▶ _Data provided_
— START —
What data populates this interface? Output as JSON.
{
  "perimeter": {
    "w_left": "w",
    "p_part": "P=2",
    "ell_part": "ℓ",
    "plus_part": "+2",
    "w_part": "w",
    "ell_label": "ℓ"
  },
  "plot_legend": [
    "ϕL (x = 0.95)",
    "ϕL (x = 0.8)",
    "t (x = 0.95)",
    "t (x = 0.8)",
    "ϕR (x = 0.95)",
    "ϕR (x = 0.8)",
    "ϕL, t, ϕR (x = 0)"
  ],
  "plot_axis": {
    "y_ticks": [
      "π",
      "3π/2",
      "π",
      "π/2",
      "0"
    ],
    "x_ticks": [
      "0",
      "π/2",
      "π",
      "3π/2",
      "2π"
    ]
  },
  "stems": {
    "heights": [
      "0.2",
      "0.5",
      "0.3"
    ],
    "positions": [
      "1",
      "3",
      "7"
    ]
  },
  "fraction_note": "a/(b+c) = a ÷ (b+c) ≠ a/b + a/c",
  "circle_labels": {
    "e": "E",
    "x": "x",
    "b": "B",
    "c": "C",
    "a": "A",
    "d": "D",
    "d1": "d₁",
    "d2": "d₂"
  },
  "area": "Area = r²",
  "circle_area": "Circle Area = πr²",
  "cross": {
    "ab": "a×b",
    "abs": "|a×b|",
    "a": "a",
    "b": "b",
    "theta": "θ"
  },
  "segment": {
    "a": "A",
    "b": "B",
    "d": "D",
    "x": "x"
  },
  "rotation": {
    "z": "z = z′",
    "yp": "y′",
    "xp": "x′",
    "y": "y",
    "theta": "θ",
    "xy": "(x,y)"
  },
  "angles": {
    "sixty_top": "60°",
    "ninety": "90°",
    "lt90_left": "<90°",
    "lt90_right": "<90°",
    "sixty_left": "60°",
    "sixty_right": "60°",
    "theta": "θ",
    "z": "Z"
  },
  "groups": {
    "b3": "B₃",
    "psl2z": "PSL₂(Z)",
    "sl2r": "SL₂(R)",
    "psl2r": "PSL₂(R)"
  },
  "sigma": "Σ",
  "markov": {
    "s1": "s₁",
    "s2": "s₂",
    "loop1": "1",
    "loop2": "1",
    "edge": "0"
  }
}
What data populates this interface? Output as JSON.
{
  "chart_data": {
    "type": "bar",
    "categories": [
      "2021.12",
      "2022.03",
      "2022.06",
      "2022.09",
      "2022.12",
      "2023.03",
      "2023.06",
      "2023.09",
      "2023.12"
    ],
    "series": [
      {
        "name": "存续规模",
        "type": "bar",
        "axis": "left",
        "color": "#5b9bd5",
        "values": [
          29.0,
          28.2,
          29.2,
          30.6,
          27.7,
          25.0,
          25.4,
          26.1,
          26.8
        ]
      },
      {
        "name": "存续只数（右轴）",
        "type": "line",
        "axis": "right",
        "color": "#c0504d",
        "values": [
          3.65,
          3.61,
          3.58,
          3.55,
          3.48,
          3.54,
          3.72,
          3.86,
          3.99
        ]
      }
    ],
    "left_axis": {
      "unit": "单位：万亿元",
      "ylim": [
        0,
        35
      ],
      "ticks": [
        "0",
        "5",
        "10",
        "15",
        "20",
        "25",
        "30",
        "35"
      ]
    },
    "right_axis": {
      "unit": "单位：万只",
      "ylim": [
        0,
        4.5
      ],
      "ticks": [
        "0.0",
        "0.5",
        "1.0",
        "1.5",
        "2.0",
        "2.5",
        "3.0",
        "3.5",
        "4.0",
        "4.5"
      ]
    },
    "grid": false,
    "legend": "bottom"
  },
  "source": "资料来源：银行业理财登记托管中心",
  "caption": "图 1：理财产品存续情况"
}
— END —
▶ _Given exercise_
Every record above should be output exactly.

▶ _Answer in full_
What data populates this interface? Output as JSON.
{
  "perimeter": {
    "w_left": "w",
    "p_part": "P=2",
    "ell_part": "ℓ",
    "plus_part": "+2",
    "w_part": "w",
    "ell_label": "ℓ"
  },
  "plot_legend": [
    "ϕL (x = 0.95)",
    "ϕL (x = 0.8)",
    "t (x = 0.95)",
    "t (x = 0.8)",
    "ϕR (x = 0.95)",
    "ϕR (x = 0.8)",
    "ϕL, t, ϕR (x = 0)"
  ],
  "plot_axis": {
    "y_ticks": [
      "π",
      "3π/2",
      "π",
      "π/2",
      "0"
    ],
    "x_ticks": [
      "0",
      "π/2",
      "π",
      "3π/2",
      "2π"
    ]
  },
  "stems": {
    "heights": [
      "0.2",
      "0.5",
      "0.3"
    ],
    "positions": [
      "1",
      "3",
      "7"
    ]
  },
  "fraction_note": "a/(b+c) = a ÷ (b+c) ≠ a/b + a/c",
  "circle_labels": {
    "e": "E",
    "x": "x",
    "b": "B",
    "c": "C",
    "a": "A",
    "d": "D",
    "d1": "d₁",
    "d2": "d₂"
  },
  "area": "Area = r²",
  "circle_area": "Circle Area = πr²",
  "cross": {
    "ab": "a×b",
    "abs": "|a×b|",
    "a": "a",
    "b": "b",
    "theta": "θ"
  },
  "segment": {
    "a": "A",
    "b": "B",
    "d": "D",
    "x": "x"
  },
  "rotation": {
    "z": "z = z′",
    "yp": "y′",
    "xp": "x′",
    "y": "y",
    "theta": "θ",
    "xy": "(x,y)"
  },
  "angles": {
    "sixty_top": "60°",
    "ninety": "90°",
    "lt90_left": "<90°",
    "lt90_right": "<90°",
    "sixty_left": "60°",
    "sixty_right": "60°",
    "theta": "θ",
    "z": "Z"
  },
  "groups": {
    "b3": "B₃",
    "psl2z": "PSL₂(Z)",
    "sl2r": "SL₂(R)",
    "psl2r": "PSL₂(R)"
  },
  "sigma": "Σ",
  "markov": {
    "s1": "s₁",
    "s2": "s₂",
    "loop1": "1",
    "loop2": "1",
    "edge": "0"
  }
}
What data populates this interface? Output as JSON.
{
  "chart_data": {
    "type": "bar",
    "categories": [
      "2021.12",
      "2022.03",
      "2022.06",
      "2022.09",
      "2022.12",
      "2023.03",
      "2023.06",
      "2023.09",
      "2023.12"
    ],
    "series": [
      {
        "name": "存续规模",
        "type": "bar",
        "axis": "left",
        "color": "#5b9bd5",
        "values": [
          29.0,
          28.2,
          29.2,
          30.6,
          27.7,
          25.0,
          25.4,
          26.1,
          26.8
        ]
      },
      {
        "name": "存续只数（右轴）",
        "type": "line",
        "axis": "right",
        "color": "#c0504d",
        "values": [
          3.65,
          3.61,
          3.58,
          3.55,
          3.48,
          3.54,
          3.72,
          3.86,
          3.99
        ]
      }
    ],
    "left_axis": {
      "unit": "单位：万亿元",
      "ylim": [
        0,
        35
      ],
      "ticks": [
        "0",
        "5",
        "10",
        "15",
        "20",
        "25",
        "30",
        "35"
      ]
    },
    "right_axis": {
      "unit": "单位：万只",
      "ylim": [
        0,
        4.5
      ],
      "ticks": [
        "0.0",
        "0.5",
        "1.0",
        "1.5",
        "2.0",
        "2.5",
        "3.0",
        "3.5",
        "4.0",
        "4.5"
      ]
    },
    "grid": false,
    "legend": "bottom"
  },
  "source": "资料来源：银行业理财登记托管中心",
  "caption": "图 1：理财产品存续情况"
}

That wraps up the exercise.